TASK DETAILS - How many of the lines below include "data"? Give the number and no other words.

** START GIVEN RECORDS **

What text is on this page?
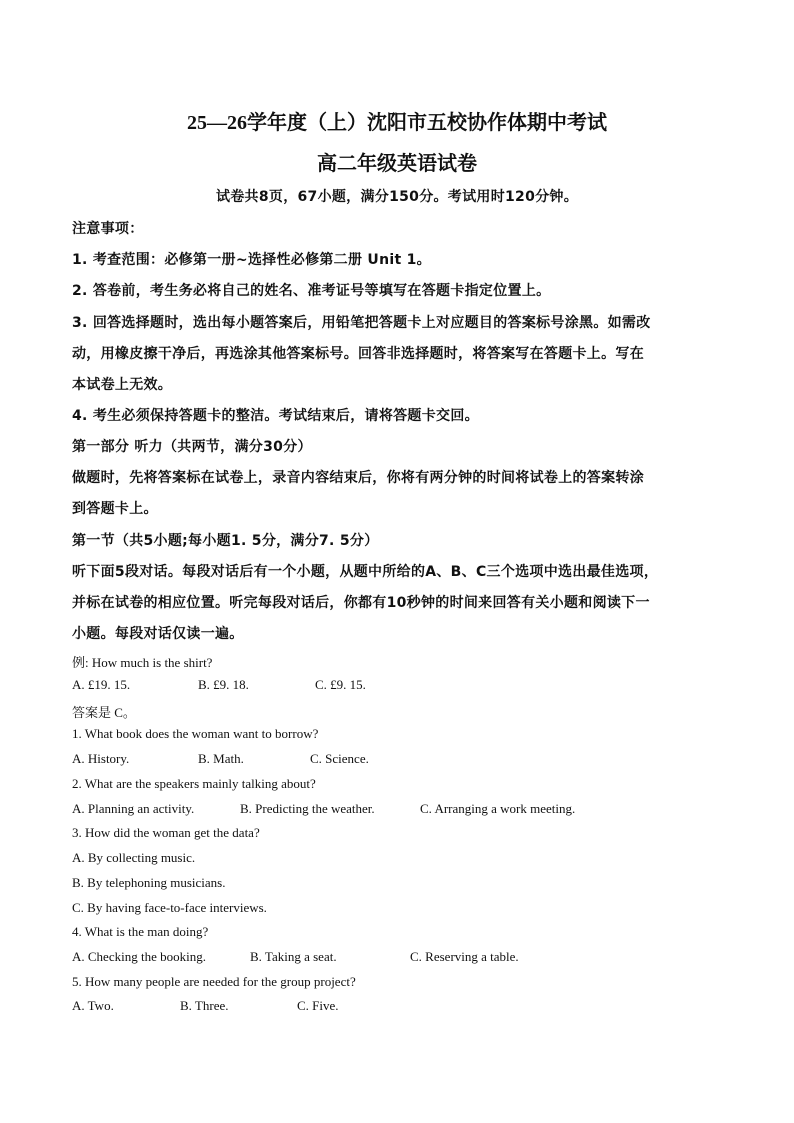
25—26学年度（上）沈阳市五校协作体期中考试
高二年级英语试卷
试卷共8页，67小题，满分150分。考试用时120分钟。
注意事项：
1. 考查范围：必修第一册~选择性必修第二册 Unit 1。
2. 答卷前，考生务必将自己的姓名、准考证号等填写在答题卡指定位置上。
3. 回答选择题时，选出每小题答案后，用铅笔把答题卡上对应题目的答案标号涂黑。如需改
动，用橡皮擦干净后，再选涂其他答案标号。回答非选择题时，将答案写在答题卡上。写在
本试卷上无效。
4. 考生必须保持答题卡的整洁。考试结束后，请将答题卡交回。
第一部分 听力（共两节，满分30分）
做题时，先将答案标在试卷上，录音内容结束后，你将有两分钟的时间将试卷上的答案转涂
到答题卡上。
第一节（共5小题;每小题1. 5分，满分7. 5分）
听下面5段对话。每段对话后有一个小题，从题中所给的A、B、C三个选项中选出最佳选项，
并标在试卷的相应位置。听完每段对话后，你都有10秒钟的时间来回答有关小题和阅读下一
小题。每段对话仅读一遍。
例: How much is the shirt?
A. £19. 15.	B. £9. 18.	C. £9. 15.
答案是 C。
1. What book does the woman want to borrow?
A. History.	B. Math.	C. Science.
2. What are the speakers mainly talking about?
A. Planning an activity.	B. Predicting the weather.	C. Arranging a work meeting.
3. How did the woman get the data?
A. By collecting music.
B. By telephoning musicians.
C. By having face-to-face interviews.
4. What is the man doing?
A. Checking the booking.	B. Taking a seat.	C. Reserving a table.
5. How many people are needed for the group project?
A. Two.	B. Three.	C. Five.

** END GIVEN RECORDS **
** START GIVEN RECORDS **

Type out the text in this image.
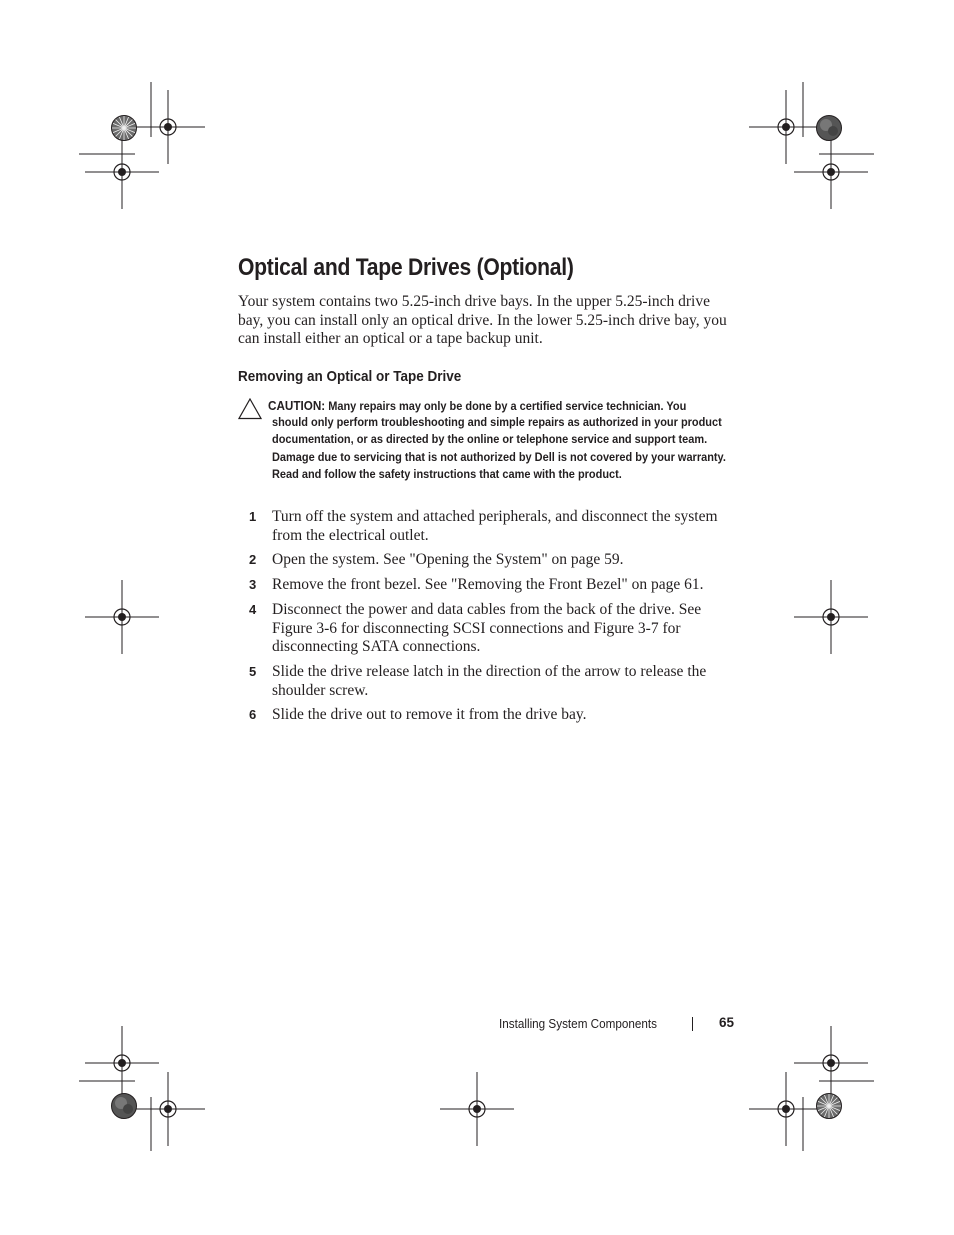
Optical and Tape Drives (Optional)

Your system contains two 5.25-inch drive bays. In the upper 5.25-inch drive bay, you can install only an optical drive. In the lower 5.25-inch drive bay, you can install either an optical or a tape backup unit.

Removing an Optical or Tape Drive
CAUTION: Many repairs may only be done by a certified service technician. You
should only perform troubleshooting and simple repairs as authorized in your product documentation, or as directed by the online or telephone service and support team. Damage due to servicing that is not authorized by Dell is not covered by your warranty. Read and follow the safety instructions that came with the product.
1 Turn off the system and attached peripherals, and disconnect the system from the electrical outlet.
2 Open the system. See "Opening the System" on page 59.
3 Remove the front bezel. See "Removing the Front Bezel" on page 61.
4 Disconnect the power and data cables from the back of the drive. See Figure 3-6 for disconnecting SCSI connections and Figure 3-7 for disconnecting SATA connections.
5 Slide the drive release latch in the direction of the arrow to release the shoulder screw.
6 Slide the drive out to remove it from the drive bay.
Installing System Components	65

** END GIVEN RECORDS **

EXPECTED ANSWER - 2